RECORDS SUPPLIED
****************************************

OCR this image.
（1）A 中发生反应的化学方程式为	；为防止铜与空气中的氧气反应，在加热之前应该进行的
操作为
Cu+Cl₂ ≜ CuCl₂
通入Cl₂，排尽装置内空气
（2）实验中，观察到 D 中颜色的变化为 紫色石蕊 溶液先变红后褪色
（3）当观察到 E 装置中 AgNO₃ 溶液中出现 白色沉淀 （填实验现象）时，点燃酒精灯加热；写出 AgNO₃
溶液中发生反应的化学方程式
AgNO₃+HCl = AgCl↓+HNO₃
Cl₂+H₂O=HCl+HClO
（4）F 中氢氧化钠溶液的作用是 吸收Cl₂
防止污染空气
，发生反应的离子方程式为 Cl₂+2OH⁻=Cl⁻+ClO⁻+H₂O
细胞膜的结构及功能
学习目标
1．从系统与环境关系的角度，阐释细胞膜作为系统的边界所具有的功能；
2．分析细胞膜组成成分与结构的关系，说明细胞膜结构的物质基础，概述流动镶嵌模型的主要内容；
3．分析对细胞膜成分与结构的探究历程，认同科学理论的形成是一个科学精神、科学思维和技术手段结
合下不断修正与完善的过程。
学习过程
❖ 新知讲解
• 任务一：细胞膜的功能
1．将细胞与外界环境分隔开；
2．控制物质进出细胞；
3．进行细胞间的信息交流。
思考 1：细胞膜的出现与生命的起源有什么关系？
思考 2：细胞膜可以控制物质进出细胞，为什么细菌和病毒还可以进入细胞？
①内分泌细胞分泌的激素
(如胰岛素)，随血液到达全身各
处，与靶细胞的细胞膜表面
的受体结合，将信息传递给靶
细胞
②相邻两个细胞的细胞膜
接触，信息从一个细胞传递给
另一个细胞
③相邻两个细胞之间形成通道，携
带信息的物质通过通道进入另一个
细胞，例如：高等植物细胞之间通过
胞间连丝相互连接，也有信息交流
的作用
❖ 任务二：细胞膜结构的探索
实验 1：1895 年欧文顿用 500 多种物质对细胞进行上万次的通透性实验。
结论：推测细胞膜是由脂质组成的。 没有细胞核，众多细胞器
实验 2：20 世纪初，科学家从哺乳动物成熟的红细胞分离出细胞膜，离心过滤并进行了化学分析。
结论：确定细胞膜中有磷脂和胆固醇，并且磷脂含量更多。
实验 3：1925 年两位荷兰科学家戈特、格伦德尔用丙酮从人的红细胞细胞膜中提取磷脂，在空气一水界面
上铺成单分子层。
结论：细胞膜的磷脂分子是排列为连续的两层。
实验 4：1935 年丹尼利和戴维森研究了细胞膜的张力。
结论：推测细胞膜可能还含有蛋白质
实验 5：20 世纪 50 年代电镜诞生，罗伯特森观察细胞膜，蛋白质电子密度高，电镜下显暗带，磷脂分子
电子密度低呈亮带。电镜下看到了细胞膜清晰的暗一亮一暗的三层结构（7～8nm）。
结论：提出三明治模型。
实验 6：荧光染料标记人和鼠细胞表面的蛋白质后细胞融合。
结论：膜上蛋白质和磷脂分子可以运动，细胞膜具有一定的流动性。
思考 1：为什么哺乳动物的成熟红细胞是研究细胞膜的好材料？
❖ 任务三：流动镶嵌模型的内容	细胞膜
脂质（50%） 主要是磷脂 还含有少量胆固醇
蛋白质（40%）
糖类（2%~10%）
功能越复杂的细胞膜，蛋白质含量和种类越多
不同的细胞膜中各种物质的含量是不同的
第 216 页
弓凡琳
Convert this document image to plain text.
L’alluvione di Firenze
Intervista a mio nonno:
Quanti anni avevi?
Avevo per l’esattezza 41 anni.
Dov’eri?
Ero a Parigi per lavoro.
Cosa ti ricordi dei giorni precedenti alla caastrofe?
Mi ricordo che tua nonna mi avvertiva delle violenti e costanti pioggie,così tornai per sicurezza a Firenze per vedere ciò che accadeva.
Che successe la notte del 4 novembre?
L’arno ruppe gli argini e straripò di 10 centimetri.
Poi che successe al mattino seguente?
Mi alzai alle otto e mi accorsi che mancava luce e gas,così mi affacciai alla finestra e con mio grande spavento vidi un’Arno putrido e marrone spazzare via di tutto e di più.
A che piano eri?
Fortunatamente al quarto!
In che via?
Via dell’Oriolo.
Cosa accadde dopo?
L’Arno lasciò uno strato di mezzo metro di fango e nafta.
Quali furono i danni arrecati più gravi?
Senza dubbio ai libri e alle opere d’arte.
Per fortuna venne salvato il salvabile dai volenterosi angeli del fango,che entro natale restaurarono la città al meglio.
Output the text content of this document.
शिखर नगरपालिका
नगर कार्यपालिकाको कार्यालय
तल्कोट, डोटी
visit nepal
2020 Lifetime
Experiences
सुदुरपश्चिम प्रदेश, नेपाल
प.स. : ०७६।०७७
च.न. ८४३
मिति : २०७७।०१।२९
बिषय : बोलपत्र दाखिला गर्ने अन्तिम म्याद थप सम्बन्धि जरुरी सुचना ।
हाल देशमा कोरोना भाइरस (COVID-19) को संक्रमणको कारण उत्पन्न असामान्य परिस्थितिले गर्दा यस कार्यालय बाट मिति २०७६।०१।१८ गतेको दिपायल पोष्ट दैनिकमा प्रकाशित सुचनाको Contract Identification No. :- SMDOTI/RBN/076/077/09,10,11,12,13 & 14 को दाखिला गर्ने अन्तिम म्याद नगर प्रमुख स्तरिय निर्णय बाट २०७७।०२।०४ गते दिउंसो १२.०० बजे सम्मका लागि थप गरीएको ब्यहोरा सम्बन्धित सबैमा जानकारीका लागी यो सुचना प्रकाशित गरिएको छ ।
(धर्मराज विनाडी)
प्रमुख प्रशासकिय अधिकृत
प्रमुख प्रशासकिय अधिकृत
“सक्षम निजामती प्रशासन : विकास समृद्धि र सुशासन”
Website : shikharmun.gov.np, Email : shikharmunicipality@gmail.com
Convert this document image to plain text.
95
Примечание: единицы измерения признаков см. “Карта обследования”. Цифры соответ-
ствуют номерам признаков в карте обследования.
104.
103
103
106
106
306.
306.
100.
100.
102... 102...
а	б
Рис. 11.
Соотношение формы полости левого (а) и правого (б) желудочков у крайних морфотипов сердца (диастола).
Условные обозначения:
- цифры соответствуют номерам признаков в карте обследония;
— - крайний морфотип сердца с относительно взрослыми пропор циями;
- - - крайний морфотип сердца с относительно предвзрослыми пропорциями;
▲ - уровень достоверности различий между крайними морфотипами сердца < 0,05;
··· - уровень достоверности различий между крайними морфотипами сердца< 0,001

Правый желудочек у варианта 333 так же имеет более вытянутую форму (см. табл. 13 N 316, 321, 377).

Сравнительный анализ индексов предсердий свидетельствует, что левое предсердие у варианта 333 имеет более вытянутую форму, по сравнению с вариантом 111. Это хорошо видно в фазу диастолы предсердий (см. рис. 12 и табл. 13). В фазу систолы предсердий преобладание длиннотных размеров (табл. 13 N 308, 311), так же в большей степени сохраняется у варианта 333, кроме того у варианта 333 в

****************************************

TASK OBJECTIVE
Transcribe the material above word for word.

RESULT
OCR this image.
（1）A 中发生反应的化学方程式为	；为防止铜与空气中的氧气反应，在加热之前应该进行的
操作为
Cu+Cl₂ ≜ CuCl₂
通入Cl₂，排尽装置内空气
（2）实验中，观察到 D 中颜色的变化为 紫色石蕊 溶液先变红后褪色
（3）当观察到 E 装置中 AgNO₃ 溶液中出现 白色沉淀 （填实验现象）时，点燃酒精灯加热；写出 AgNO₃
溶液中发生反应的化学方程式
AgNO₃+HCl = AgCl↓+HNO₃
Cl₂+H₂O=HCl+HClO
（4）F 中氢氧化钠溶液的作用是 吸收Cl₂
防止污染空气
，发生反应的离子方程式为 Cl₂+2OH⁻=Cl⁻+ClO⁻+H₂O
细胞膜的结构及功能
学习目标
1．从系统与环境关系的角度，阐释细胞膜作为系统的边界所具有的功能；
2．分析细胞膜组成成分与结构的关系，说明细胞膜结构的物质基础，概述流动镶嵌模型的主要内容；
3．分析对细胞膜成分与结构的探究历程，认同科学理论的形成是一个科学精神、科学思维和技术手段结
合下不断修正与完善的过程。
学习过程
❖ 新知讲解
• 任务一：细胞膜的功能
1．将细胞与外界环境分隔开；
2．控制物质进出细胞；
3．进行细胞间的信息交流。
思考 1：细胞膜的出现与生命的起源有什么关系？
思考 2：细胞膜可以控制物质进出细胞，为什么细菌和病毒还可以进入细胞？
①内分泌细胞分泌的激素
(如胰岛素)，随血液到达全身各
处，与靶细胞的细胞膜表面
的受体结合，将信息传递给靶
细胞
②相邻两个细胞的细胞膜
接触，信息从一个细胞传递给
另一个细胞
③相邻两个细胞之间形成通道，携
带信息的物质通过通道进入另一个
细胞，例如：高等植物细胞之间通过
胞间连丝相互连接，也有信息交流
的作用
❖ 任务二：细胞膜结构的探索
实验 1：1895 年欧文顿用 500 多种物质对细胞进行上万次的通透性实验。
结论：推测细胞膜是由脂质组成的。 没有细胞核，众多细胞器
实验 2：20 世纪初，科学家从哺乳动物成熟的红细胞分离出细胞膜，离心过滤并进行了化学分析。
结论：确定细胞膜中有磷脂和胆固醇，并且磷脂含量更多。
实验 3：1925 年两位荷兰科学家戈特、格伦德尔用丙酮从人的红细胞细胞膜中提取磷脂，在空气一水界面
上铺成单分子层。
结论：细胞膜的磷脂分子是排列为连续的两层。
实验 4：1935 年丹尼利和戴维森研究了细胞膜的张力。
结论：推测细胞膜可能还含有蛋白质
实验 5：20 世纪 50 年代电镜诞生，罗伯特森观察细胞膜，蛋白质电子密度高，电镜下显暗带，磷脂分子
电子密度低呈亮带。电镜下看到了细胞膜清晰的暗一亮一暗的三层结构（7～8nm）。
结论：提出三明治模型。
实验 6：荧光染料标记人和鼠细胞表面的蛋白质后细胞融合。
结论：膜上蛋白质和磷脂分子可以运动，细胞膜具有一定的流动性。
思考 1：为什么哺乳动物的成熟红细胞是研究细胞膜的好材料？
❖ 任务三：流动镶嵌模型的内容	细胞膜
脂质（50%） 主要是磷脂 还含有少量胆固醇
蛋白质（40%）
糖类（2%~10%）
功能越复杂的细胞膜，蛋白质含量和种类越多
不同的细胞膜中各种物质的含量是不同的
第 216 页
弓凡琳
Convert this document image to plain text.
L’alluvione di Firenze
Intervista a mio nonno:
Quanti anni avevi?
Avevo per l’esattezza 41 anni.
Dov’eri?
Ero a Parigi per lavoro.
Cosa ti ricordi dei giorni precedenti alla caastrofe?
Mi ricordo che tua nonna mi avvertiva delle violenti e costanti pioggie,così tornai per sicurezza a Firenze per vedere ciò che accadeva.
Che successe la notte del 4 novembre?
L’arno ruppe gli argini e straripò di 10 centimetri.
Poi che successe al mattino seguente?
Mi alzai alle otto e mi accorsi che mancava luce e gas,così mi affacciai alla finestra e con mio grande spavento vidi un’Arno putrido e marrone spazzare via di tutto e di più.
A che piano eri?
Fortunatamente al quarto!
In che via?
Via dell’Oriolo.
Cosa accadde dopo?
L’Arno lasciò uno strato di mezzo metro di fango e nafta.
Quali furono i danni arrecati più gravi?
Senza dubbio ai libri e alle opere d’arte.
Per fortuna venne salvato il salvabile dai volenterosi angeli del fango,che entro natale restaurarono la città al meglio.
Output the text content of this document.
शिखर नगरपालिका
नगर कार्यपालिकाको कार्यालय
तल्कोट, डोटी
visit nepal
2020 Lifetime
Experiences
सुदुरपश्चिम प्रदेश, नेपाल
प.स. : ०७६।०७७
च.न. ८४३
मिति : २०७७।०१।२९
बिषय : बोलपत्र दाखिला गर्ने अन्तिम म्याद थप सम्बन्धि जरुरी सुचना ।
हाल देशमा कोरोना भाइरस (COVID-19) को संक्रमणको कारण उत्पन्न असामान्य परिस्थितिले गर्दा यस कार्यालय बाट मिति २०७६।०१।१८ गतेको दिपायल पोष्ट दैनिकमा प्रकाशित सुचनाको Contract Identification No. :- SMDOTI/RBN/076/077/09,10,11,12,13 & 14 को दाखिला गर्ने अन्तिम म्याद नगर प्रमुख स्तरिय निर्णय बाट २०७७।०२।०४ गते दिउंसो १२.०० बजे सम्मका लागि थप गरीएको ब्यहोरा सम्बन्धित सबैमा जानकारीका लागी यो सुचना प्रकाशित गरिएको छ ।
(धर्मराज विनाडी)
प्रमुख प्रशासकिय अधिकृत
प्रमुख प्रशासकिय अधिकृत
“सक्षम निजामती प्रशासन : विकास समृद्धि र सुशासन”
Website : shikharmun.gov.np, Email : shikharmunicipality@gmail.com
Convert this document image to plain text.
95
Примечание: единицы измерения признаков см. “Карта обследования”. Цифры соответ-
ствуют номерам признаков в карте обследования.
104.
103
103
106
106
306.
306.
100.
100.
102... 102...
а	б
Рис. 11.
Соотношение формы полости левого (а) и правого (б) желудочков у крайних морфотипов сердца (диастола).
Условные обозначения:
- цифры соответствуют номерам признаков в карте обследония;
— - крайний морфотип сердца с относительно взрослыми пропор циями;
- - - крайний морфотип сердца с относительно предвзрослыми пропорциями;
▲ - уровень достоверности различий между крайними морфотипами сердца < 0,05;
··· - уровень достоверности различий между крайними морфотипами сердца< 0,001

Правый желудочек у варианта 333 так же имеет более вытянутую форму (см. табл. 13 N 316, 321, 377).

Сравнительный анализ индексов предсердий свидетельствует, что левое предсердие у варианта 333 имеет более вытянутую форму, по сравнению с вариантом 111. Это хорошо видно в фазу диастолы предсердий (см. рис. 12 и табл. 13). В фазу систолы предсердий преобладание длиннотных размеров (табл. 13 N 308, 311), так же в большей степени сохраняется у варианта 333, кроме того у варианта 333 в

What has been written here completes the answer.